### Task statement
Do not include the pictures; repeat the rest of the data exactly.

====== Given entries

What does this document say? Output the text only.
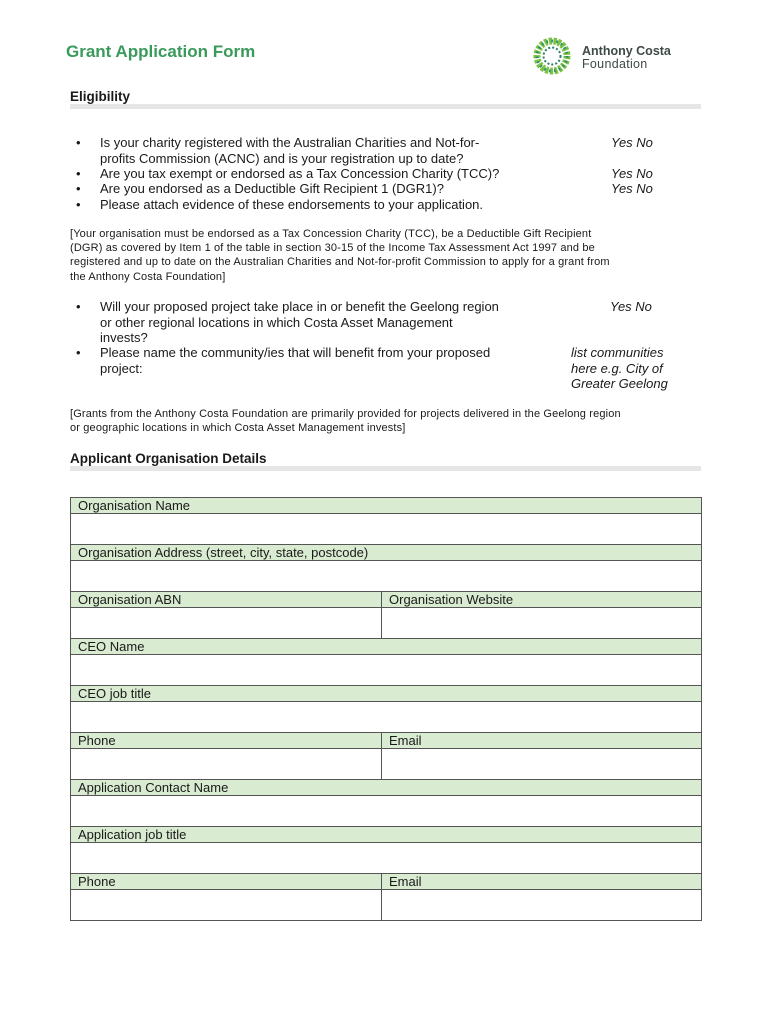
Grant Application Form	Anthony Costa
Foundation
Eligibility
• Is your charity registered with the Australian Charities and Not-for-
profits Commission (ACNC) and is your registration up to date?
Yes No
• Are you tax exempt or endorsed as a Tax Concession Charity (TCC)?	Yes No
• Are you endorsed as a Deductible Gift Recipient 1 (DGR1)?	Yes No
• Please attach evidence of these endorsements to your application.
[Your organisation must be endorsed as a Tax Concession Charity (TCC), be a Deductible Gift Recipient
(DGR) as covered by Item 1 of the table in section 30-15 of the Income Tax Assessment Act 1997 and be
registered and up to date on the Australian Charities and Not-for-profit Commission to apply for a grant from
the Anthony Costa Foundation]
• Will your proposed project take place in or benefit the Geelong region
or other regional locations in which Costa Asset Management
invests?
Yes No
• Please name the community/ies that will benefit from your proposed
project:
list communities
here e.g. City of
Greater Geelong
[Grants from the Anthony Costa Foundation are primarily provided for projects delivered in the Geelong region
or geographic locations in which Costa Asset Management invests]
Applicant Organisation Details
Organisation Name	

Organisation Address (street, city, state, postcode)	

Organisation ABN	Organisation Website

CEO Name	

CEO job title	

Phone	Email

Application Contact Name	

Application job title	

Phone	Email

============

### Task solution
What does this document say? Output the text only.
Grant Application Form	Anthony Costa
Foundation
Eligibility
• Is your charity registered with the Australian Charities and Not-for-
profits Commission (ACNC) and is your registration up to date?
Yes No
• Are you tax exempt or endorsed as a Tax Concession Charity (TCC)?	Yes No
• Are you endorsed as a Deductible Gift Recipient 1 (DGR1)?	Yes No
• Please attach evidence of these endorsements to your application.
[Your organisation must be endorsed as a Tax Concession Charity (TCC), be a Deductible Gift Recipient
(DGR) as covered by Item 1 of the table in section 30-15 of the Income Tax Assessment Act 1997 and be
registered and up to date on the Australian Charities and Not-for-profit Commission to apply for a grant from
the Anthony Costa Foundation]
• Will your proposed project take place in or benefit the Geelong region
or other regional locations in which Costa Asset Management
invests?
Yes No
• Please name the community/ies that will benefit from your proposed
project:
list communities
here e.g. City of
Greater Geelong
[Grants from the Anthony Costa Foundation are primarily provided for projects delivered in the Geelong region
or geographic locations in which Costa Asset Management invests]
Applicant Organisation Details
Organisation Name	

Organisation Address (street, city, state, postcode)	

Organisation ABN	Organisation Website

CEO Name	

CEO job title	

Phone	Email

Application Contact Name	

Application job title	

Phone	Email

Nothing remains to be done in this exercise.